> _Task_:
Send back the records in full, character for character.
[Start Records supplied]
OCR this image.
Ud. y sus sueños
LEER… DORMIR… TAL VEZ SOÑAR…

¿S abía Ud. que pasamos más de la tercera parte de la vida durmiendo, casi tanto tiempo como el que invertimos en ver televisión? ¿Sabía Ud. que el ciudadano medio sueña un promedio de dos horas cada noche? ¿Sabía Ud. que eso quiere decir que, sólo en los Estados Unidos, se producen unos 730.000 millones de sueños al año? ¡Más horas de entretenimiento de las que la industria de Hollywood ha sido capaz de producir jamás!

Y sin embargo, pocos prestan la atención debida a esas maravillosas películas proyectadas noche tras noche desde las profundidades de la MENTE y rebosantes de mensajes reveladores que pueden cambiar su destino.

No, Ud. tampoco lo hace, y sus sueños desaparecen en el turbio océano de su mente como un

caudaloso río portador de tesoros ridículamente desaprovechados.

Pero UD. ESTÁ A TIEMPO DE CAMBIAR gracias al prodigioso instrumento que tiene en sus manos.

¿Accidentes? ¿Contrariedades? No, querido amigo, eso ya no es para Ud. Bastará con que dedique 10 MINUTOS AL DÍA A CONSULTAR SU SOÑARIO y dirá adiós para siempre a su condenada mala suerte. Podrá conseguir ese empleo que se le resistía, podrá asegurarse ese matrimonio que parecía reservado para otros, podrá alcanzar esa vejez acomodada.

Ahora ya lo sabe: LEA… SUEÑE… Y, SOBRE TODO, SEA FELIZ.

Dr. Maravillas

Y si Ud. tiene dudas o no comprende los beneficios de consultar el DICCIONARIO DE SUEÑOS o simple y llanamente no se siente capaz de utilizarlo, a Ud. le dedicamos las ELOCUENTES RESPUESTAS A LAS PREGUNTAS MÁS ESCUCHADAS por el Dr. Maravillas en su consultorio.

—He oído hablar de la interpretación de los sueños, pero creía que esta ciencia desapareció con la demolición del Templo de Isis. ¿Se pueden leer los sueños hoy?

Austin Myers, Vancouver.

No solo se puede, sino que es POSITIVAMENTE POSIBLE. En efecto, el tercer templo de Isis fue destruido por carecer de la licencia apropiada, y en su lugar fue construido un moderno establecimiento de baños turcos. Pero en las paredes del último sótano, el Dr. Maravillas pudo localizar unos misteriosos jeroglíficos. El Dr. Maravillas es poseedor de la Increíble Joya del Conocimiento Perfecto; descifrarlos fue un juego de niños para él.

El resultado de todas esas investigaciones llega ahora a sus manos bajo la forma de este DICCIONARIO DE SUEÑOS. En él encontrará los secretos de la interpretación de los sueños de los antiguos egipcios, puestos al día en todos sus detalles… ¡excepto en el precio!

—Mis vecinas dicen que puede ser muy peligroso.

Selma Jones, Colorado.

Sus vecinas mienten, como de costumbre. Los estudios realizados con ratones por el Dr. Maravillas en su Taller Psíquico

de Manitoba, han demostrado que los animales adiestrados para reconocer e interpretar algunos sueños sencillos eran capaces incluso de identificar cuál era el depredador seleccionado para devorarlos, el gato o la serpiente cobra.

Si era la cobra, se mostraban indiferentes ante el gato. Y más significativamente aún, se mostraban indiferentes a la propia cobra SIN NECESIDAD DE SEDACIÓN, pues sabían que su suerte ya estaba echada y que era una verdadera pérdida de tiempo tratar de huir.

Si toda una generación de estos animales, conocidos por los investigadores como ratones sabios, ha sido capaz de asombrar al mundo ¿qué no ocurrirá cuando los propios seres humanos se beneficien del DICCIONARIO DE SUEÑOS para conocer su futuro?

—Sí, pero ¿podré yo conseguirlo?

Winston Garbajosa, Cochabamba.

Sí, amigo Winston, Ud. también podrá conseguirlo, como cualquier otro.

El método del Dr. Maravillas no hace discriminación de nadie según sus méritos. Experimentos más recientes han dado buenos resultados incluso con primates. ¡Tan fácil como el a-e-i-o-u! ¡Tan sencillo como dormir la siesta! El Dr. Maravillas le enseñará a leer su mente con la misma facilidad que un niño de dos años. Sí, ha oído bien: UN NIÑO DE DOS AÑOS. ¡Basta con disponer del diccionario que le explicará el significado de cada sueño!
[End Records supplied]
> _The completed task_:
OCR this image.
Ud. y sus sueños
LEER… DORMIR… TAL VEZ SOÑAR…

¿S abía Ud. que pasamos más de la tercera parte de la vida durmiendo, casi tanto tiempo como el que invertimos en ver televisión? ¿Sabía Ud. que el ciudadano medio sueña un promedio de dos horas cada noche? ¿Sabía Ud. que eso quiere decir que, sólo en los Estados Unidos, se producen unos 730.000 millones de sueños al año? ¡Más horas de entretenimiento de las que la industria de Hollywood ha sido capaz de producir jamás!

Y sin embargo, pocos prestan la atención debida a esas maravillosas películas proyectadas noche tras noche desde las profundidades de la MENTE y rebosantes de mensajes reveladores que pueden cambiar su destino.

No, Ud. tampoco lo hace, y sus sueños desaparecen en el turbio océano de su mente como un

caudaloso río portador de tesoros ridículamente desaprovechados.

Pero UD. ESTÁ A TIEMPO DE CAMBIAR gracias al prodigioso instrumento que tiene en sus manos.

¿Accidentes? ¿Contrariedades? No, querido amigo, eso ya no es para Ud. Bastará con que dedique 10 MINUTOS AL DÍA A CONSULTAR SU SOÑARIO y dirá adiós para siempre a su condenada mala suerte. Podrá conseguir ese empleo que se le resistía, podrá asegurarse ese matrimonio que parecía reservado para otros, podrá alcanzar esa vejez acomodada.

Ahora ya lo sabe: LEA… SUEÑE… Y, SOBRE TODO, SEA FELIZ.

Dr. Maravillas

Y si Ud. tiene dudas o no comprende los beneficios de consultar el DICCIONARIO DE SUEÑOS o simple y llanamente no se siente capaz de utilizarlo, a Ud. le dedicamos las ELOCUENTES RESPUESTAS A LAS PREGUNTAS MÁS ESCUCHADAS por el Dr. Maravillas en su consultorio.

—He oído hablar de la interpretación de los sueños, pero creía que esta ciencia desapareció con la demolición del Templo de Isis. ¿Se pueden leer los sueños hoy?

Austin Myers, Vancouver.

No solo se puede, sino que es POSITIVAMENTE POSIBLE. En efecto, el tercer templo de Isis fue destruido por carecer de la licencia apropiada, y en su lugar fue construido un moderno establecimiento de baños turcos. Pero en las paredes del último sótano, el Dr. Maravillas pudo localizar unos misteriosos jeroglíficos. El Dr. Maravillas es poseedor de la Increíble Joya del Conocimiento Perfecto; descifrarlos fue un juego de niños para él.

El resultado de todas esas investigaciones llega ahora a sus manos bajo la forma de este DICCIONARIO DE SUEÑOS. En él encontrará los secretos de la interpretación de los sueños de los antiguos egipcios, puestos al día en todos sus detalles… ¡excepto en el precio!

—Mis vecinas dicen que puede ser muy peligroso.

Selma Jones, Colorado.

Sus vecinas mienten, como de costumbre. Los estudios realizados con ratones por el Dr. Maravillas en su Taller Psíquico

de Manitoba, han demostrado que los animales adiestrados para reconocer e interpretar algunos sueños sencillos eran capaces incluso de identificar cuál era el depredador seleccionado para devorarlos, el gato o la serpiente cobra.

Si era la cobra, se mostraban indiferentes ante el gato. Y más significativamente aún, se mostraban indiferentes a la propia cobra SIN NECESIDAD DE SEDACIÓN, pues sabían que su suerte ya estaba echada y que era una verdadera pérdida de tiempo tratar de huir.

Si toda una generación de estos animales, conocidos por los investigadores como ratones sabios, ha sido capaz de asombrar al mundo ¿qué no ocurrirá cuando los propios seres humanos se beneficien del DICCIONARIO DE SUEÑOS para conocer su futuro?

—Sí, pero ¿podré yo conseguirlo?

Winston Garbajosa, Cochabamba.

Sí, amigo Winston, Ud. también podrá conseguirlo, como cualquier otro.

El método del Dr. Maravillas no hace discriminación de nadie según sus méritos. Experimentos más recientes han dado buenos resultados incluso con primates. ¡Tan fácil como el a-e-i-o-u! ¡Tan sencillo como dormir la siesta! El Dr. Maravillas le enseñará a leer su mente con la misma facilidad que un niño de dos años. Sí, ha oído bien: UN NIÑO DE DOS AÑOS. ¡Basta con disponer del diccionario que le explicará el significado de cada sueño!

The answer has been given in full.